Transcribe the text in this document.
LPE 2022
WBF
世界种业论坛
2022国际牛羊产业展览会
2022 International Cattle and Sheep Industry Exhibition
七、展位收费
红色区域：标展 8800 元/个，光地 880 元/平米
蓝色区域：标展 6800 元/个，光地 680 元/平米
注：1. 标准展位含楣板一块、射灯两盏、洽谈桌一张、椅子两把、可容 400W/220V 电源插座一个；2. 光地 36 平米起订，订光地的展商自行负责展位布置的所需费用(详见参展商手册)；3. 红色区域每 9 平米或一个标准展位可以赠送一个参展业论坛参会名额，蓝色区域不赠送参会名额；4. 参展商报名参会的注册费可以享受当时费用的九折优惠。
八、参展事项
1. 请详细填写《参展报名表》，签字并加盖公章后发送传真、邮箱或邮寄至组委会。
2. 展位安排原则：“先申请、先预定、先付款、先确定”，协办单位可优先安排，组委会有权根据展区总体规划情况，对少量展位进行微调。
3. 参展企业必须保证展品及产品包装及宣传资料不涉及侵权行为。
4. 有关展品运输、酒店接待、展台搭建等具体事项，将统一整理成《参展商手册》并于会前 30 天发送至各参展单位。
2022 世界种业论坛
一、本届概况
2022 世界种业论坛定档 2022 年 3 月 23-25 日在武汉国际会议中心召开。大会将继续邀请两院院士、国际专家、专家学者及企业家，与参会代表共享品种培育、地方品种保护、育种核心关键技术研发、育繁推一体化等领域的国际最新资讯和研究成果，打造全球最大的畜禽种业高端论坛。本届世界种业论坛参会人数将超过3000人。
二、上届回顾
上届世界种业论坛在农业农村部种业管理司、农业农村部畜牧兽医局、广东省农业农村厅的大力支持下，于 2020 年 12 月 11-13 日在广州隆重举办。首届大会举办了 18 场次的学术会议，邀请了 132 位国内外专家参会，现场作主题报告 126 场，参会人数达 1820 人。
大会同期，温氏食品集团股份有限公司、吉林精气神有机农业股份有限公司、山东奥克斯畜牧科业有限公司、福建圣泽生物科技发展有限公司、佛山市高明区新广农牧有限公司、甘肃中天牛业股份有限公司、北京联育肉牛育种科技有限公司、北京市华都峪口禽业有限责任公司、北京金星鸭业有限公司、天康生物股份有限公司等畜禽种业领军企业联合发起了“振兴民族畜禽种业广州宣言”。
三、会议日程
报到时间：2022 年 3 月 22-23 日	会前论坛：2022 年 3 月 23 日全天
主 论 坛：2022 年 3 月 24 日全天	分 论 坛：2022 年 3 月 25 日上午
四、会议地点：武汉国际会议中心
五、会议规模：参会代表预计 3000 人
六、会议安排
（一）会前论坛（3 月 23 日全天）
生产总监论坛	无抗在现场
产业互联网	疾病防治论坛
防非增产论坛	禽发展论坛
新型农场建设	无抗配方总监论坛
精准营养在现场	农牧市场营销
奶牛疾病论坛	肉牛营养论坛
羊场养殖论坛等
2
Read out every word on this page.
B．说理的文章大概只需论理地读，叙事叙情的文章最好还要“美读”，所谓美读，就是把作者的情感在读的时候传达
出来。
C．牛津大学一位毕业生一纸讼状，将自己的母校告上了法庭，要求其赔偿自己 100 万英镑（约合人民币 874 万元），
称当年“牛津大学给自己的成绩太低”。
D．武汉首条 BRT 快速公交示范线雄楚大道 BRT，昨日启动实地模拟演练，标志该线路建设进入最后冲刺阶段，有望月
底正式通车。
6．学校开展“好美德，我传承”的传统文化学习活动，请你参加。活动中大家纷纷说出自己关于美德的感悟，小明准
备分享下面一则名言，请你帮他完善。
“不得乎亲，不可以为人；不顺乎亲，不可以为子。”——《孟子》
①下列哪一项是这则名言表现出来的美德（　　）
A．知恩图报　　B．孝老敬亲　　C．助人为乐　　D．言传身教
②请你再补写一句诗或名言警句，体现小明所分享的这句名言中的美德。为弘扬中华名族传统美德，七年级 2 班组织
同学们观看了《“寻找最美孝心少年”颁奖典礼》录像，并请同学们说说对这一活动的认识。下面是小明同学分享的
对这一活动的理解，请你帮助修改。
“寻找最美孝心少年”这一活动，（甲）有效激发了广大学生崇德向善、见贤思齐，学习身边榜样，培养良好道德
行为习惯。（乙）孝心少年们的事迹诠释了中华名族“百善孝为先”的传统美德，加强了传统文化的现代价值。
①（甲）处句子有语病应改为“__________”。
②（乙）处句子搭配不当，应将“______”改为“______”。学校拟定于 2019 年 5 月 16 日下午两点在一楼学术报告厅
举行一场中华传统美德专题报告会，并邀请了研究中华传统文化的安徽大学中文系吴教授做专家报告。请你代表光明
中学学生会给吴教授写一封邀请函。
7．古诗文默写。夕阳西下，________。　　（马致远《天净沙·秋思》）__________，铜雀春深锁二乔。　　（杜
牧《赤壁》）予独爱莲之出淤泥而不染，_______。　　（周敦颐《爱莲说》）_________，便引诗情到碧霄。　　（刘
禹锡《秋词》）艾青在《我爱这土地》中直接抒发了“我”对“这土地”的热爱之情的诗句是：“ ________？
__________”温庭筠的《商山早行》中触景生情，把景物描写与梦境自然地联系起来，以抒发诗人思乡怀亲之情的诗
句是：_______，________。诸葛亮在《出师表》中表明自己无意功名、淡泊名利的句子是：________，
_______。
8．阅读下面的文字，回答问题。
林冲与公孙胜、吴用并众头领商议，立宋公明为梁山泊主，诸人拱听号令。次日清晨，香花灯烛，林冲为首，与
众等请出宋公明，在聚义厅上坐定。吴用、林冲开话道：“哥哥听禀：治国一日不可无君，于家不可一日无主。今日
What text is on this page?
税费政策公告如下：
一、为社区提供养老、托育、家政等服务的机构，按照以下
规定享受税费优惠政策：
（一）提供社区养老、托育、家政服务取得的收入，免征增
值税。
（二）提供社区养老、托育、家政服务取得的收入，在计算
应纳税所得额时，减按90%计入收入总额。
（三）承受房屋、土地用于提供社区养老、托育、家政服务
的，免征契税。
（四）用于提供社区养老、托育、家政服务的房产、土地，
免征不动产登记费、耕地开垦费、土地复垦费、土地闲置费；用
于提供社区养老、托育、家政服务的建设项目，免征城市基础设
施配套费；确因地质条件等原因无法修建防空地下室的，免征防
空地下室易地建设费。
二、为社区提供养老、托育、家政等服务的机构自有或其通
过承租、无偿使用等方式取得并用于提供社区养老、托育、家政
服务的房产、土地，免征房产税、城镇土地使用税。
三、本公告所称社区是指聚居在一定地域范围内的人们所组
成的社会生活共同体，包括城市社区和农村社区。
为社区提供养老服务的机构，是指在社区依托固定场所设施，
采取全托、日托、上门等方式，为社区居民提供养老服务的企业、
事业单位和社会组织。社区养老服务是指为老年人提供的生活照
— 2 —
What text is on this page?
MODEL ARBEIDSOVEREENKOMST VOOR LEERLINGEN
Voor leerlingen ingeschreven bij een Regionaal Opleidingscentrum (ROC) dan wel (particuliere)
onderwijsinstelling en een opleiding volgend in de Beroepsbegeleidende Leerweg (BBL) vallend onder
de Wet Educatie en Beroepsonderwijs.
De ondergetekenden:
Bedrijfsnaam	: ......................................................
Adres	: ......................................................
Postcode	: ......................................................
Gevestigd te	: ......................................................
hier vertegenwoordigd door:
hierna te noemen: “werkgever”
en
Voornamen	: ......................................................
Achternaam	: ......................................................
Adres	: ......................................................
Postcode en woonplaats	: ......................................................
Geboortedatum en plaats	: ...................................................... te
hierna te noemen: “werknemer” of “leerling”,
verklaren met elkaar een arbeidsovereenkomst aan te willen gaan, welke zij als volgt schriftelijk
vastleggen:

────

* [WHAT IS EXPECTED]
Search the entries for "寻找最美孝心少年" and copy out each line that has it.

* [REPLY]
同学们观看了《“寻找最美孝心少年”颁奖典礼》录像，并请同学们说说对这一活动的认识。下面是小明同学分享的
“寻找最美孝心少年”这一活动，（甲）有效激发了广大学生崇德向善、见贤思齐，学习身边榜样，培养良好道德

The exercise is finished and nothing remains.